• _The task_
Collect every line in the records below that contains the word "arcmin".

• _Dataset excerpts_

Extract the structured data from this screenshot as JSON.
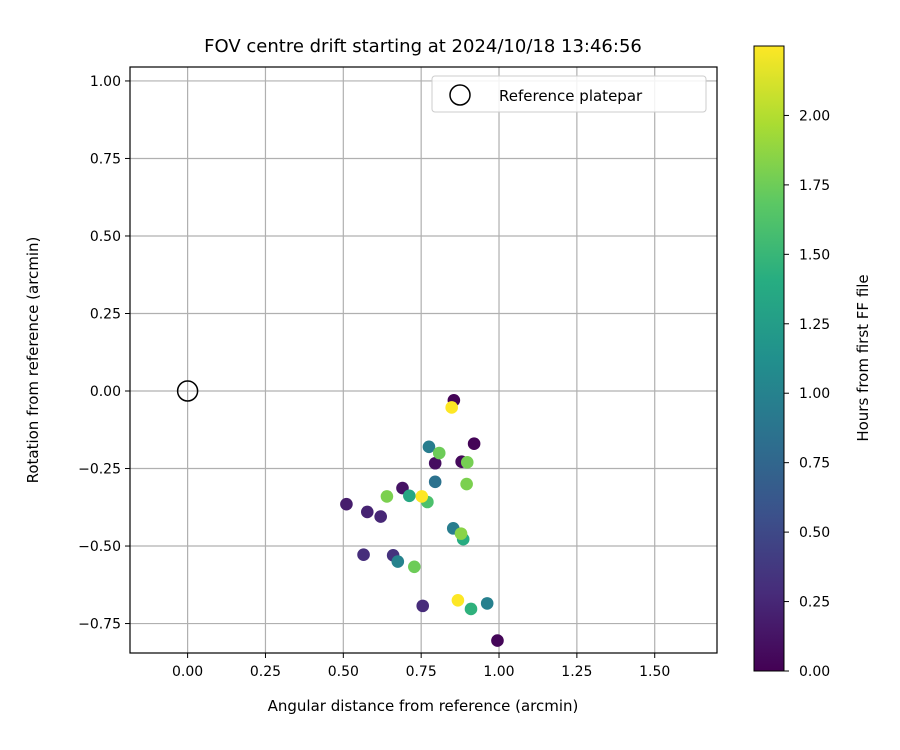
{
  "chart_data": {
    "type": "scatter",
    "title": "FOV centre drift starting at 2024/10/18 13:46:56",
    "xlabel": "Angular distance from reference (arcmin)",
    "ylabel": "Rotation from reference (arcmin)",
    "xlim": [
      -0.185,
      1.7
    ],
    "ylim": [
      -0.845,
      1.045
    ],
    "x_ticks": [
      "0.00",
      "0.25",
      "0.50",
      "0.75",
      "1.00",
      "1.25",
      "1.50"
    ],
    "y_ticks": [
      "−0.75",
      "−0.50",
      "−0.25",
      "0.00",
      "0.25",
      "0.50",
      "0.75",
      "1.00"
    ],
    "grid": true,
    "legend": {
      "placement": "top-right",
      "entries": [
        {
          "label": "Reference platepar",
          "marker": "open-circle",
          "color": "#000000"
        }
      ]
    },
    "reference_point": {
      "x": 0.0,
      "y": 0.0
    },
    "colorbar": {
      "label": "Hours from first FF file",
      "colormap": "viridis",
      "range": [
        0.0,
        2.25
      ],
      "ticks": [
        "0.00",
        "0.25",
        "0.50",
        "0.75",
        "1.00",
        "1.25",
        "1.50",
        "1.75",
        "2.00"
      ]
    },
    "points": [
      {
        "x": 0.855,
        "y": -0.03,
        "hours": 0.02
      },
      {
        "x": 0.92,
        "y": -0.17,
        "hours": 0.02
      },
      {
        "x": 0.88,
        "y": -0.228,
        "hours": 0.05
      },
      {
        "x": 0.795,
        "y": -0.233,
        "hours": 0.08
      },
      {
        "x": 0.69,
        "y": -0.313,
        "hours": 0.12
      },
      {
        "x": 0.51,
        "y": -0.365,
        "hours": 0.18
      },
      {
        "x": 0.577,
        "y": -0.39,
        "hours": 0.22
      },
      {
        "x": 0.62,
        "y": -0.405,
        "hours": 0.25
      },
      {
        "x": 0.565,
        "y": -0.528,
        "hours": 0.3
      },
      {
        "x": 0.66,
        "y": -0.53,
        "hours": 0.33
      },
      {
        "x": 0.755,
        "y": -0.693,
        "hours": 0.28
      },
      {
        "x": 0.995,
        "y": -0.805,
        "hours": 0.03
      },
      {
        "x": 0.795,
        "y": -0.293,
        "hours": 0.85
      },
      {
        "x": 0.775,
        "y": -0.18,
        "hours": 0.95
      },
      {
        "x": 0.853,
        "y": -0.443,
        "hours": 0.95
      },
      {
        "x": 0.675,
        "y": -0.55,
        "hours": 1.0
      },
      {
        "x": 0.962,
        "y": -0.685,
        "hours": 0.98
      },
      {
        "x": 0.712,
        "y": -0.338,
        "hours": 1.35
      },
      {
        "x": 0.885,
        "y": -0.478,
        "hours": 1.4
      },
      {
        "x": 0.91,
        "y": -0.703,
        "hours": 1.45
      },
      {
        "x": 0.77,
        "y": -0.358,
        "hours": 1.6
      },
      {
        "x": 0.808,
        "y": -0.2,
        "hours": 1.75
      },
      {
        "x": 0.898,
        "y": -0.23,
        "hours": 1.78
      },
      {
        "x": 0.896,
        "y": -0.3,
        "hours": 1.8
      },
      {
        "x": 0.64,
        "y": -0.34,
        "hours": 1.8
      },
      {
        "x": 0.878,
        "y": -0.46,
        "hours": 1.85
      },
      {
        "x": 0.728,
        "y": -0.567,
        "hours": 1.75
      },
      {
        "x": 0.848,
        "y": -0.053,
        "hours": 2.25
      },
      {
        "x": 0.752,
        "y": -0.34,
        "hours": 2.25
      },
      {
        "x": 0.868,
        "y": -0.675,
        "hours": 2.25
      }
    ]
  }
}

• _Full response_
    "xlabel": "Angular distance from reference (arcmin)",
    "ylabel": "Rotation from reference (arcmin)",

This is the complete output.